▶ TASK DETAILS
Wherever a line holds the word "over", copy that line out.

Raw records:
»»
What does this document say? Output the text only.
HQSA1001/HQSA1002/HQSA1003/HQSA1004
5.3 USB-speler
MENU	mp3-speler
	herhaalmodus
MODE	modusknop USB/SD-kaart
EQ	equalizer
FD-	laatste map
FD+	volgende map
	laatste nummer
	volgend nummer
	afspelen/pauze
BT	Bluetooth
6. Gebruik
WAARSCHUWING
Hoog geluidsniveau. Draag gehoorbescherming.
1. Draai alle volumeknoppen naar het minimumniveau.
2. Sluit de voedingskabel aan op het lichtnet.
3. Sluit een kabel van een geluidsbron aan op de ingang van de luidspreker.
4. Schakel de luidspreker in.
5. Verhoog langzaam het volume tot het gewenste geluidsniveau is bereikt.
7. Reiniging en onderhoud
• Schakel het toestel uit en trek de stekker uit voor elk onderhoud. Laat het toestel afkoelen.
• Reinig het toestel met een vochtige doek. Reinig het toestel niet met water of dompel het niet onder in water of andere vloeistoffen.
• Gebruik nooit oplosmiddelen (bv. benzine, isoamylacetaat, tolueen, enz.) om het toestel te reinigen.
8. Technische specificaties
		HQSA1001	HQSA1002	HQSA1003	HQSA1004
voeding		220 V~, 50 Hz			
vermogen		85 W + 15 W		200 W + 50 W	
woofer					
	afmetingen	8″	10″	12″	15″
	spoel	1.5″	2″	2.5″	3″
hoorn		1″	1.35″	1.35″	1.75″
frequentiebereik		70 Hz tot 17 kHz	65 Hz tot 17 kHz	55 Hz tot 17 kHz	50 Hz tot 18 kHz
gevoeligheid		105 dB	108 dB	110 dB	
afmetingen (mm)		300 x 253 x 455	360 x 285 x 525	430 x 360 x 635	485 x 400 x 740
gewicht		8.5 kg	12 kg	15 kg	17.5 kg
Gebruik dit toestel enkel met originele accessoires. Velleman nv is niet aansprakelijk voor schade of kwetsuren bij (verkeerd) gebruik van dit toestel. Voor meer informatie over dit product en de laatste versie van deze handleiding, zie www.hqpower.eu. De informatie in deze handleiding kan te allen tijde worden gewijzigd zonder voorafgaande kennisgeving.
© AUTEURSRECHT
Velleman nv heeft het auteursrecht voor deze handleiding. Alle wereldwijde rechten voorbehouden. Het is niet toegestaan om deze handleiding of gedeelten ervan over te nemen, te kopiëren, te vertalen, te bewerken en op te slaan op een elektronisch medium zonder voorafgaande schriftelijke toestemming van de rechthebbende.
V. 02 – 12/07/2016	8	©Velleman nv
««
▶ SOLUTION TO THIS PROBLEM
Gebruik dit toestel enkel met originele accessoires. Velleman nv is niet aansprakelijk voor schade of kwetsuren bij (verkeerd) gebruik van dit toestel. Voor meer informatie over dit product en de laatste versie van deze handleiding, zie www.hqpower.eu. De informatie in deze handleiding kan te allen tijde worden gewijzigd zonder voorafgaande kennisgeving.
Velleman nv heeft het auteursrecht voor deze handleiding. Alle wereldwijde rechten voorbehouden. Het is niet toegestaan om deze handleiding of gedeelten ervan over te nemen, te kopiëren, te vertalen, te bewerken en op te slaan op een elektronisch medium zonder voorafgaande schriftelijke toestemming van de rechthebbende.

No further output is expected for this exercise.